* Start *

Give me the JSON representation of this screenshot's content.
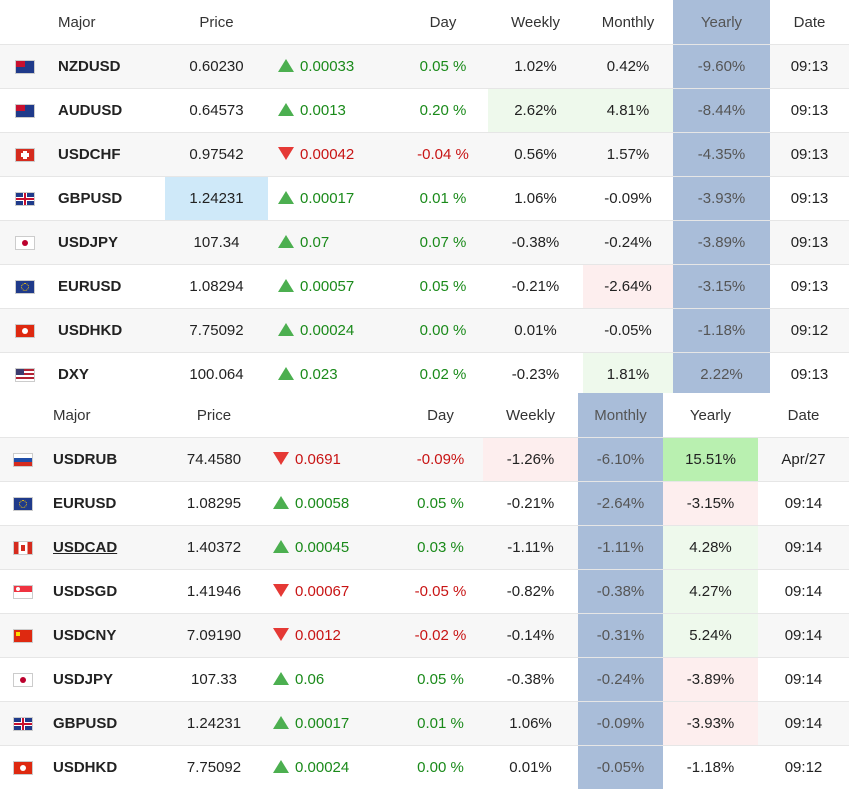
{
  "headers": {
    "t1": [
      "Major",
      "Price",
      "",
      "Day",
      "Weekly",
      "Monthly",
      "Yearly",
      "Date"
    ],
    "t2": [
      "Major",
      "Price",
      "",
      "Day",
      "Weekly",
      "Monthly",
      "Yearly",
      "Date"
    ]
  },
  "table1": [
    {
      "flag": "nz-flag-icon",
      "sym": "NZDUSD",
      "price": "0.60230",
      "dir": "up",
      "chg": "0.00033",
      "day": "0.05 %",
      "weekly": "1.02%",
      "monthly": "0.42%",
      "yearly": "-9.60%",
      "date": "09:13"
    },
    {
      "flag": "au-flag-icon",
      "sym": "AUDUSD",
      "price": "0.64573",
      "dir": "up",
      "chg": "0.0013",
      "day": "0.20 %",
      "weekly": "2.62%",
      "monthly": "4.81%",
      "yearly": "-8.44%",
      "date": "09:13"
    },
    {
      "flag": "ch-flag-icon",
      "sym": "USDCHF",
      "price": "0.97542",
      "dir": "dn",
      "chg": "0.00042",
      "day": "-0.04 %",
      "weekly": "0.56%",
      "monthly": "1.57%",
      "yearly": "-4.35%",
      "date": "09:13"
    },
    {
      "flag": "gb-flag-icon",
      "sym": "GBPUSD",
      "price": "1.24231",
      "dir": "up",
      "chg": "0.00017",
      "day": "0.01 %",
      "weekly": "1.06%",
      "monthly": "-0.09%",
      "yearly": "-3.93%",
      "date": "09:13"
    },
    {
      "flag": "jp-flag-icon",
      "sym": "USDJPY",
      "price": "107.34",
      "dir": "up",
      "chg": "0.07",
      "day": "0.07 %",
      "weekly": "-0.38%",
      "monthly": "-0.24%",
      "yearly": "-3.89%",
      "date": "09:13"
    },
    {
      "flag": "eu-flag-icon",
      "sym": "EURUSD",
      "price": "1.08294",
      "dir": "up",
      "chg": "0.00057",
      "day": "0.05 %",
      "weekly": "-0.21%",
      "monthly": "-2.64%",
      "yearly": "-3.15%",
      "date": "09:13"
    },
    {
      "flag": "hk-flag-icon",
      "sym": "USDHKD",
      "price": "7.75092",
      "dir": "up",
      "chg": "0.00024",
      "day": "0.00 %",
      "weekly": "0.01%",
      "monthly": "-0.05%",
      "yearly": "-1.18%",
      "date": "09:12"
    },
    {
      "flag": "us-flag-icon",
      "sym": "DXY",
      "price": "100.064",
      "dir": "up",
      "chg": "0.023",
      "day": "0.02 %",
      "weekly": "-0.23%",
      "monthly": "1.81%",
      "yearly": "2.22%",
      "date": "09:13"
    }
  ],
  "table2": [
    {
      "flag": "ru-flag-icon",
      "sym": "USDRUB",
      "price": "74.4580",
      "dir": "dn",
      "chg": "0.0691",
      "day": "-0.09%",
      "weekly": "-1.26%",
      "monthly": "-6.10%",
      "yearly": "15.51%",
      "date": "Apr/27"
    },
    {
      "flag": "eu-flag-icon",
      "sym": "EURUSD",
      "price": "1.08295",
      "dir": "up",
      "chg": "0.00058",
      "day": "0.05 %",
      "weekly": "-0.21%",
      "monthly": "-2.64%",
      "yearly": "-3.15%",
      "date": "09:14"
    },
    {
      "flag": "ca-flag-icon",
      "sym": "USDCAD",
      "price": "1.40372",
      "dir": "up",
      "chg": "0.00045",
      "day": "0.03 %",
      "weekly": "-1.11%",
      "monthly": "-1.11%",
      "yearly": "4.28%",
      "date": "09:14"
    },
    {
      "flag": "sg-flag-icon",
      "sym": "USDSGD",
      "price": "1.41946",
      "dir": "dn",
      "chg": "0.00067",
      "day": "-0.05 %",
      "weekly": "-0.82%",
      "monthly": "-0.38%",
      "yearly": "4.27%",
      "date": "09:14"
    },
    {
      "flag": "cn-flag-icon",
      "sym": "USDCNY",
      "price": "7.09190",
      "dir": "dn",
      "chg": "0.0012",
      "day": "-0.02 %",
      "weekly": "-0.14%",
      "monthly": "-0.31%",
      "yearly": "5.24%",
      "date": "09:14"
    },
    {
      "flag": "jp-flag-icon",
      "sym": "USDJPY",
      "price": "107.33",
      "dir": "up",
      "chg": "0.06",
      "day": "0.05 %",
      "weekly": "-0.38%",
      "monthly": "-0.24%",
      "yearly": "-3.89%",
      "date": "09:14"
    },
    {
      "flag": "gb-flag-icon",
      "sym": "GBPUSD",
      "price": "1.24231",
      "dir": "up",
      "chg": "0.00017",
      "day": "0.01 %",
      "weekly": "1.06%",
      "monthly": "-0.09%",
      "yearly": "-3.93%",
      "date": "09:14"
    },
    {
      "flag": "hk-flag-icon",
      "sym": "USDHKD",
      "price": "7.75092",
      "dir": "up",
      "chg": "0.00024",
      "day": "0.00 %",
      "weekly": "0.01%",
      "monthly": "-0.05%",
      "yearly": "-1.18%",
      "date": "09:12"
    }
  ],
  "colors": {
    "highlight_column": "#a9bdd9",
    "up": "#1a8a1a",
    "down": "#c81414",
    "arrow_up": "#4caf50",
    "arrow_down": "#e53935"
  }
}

* End *
* Start *

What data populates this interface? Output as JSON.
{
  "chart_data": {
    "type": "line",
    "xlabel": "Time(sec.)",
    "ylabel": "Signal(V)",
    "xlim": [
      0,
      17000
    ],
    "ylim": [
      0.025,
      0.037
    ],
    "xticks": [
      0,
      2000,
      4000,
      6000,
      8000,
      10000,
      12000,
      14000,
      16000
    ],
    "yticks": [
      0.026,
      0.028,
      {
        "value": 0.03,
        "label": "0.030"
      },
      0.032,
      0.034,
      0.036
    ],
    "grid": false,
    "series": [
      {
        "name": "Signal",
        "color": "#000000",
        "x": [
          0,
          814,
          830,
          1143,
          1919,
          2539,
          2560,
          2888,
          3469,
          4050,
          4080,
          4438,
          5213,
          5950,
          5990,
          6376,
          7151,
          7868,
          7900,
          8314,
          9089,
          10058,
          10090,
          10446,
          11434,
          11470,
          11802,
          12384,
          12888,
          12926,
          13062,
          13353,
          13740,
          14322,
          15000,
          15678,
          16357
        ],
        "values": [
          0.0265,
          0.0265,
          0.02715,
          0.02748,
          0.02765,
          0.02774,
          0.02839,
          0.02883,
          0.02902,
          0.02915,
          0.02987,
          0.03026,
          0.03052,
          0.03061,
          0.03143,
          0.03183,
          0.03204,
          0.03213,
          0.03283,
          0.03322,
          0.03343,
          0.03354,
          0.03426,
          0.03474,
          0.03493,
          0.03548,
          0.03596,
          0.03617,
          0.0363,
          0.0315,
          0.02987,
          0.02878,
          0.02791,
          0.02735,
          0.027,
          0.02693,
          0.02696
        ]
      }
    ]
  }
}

* End *

## TASK GOAL
Go through the entries above and pull out each line with "JSON" in it.

## TASK ANSWER
Give me the JSON representation of this screenshot's content.
What data populates this interface? Output as JSON.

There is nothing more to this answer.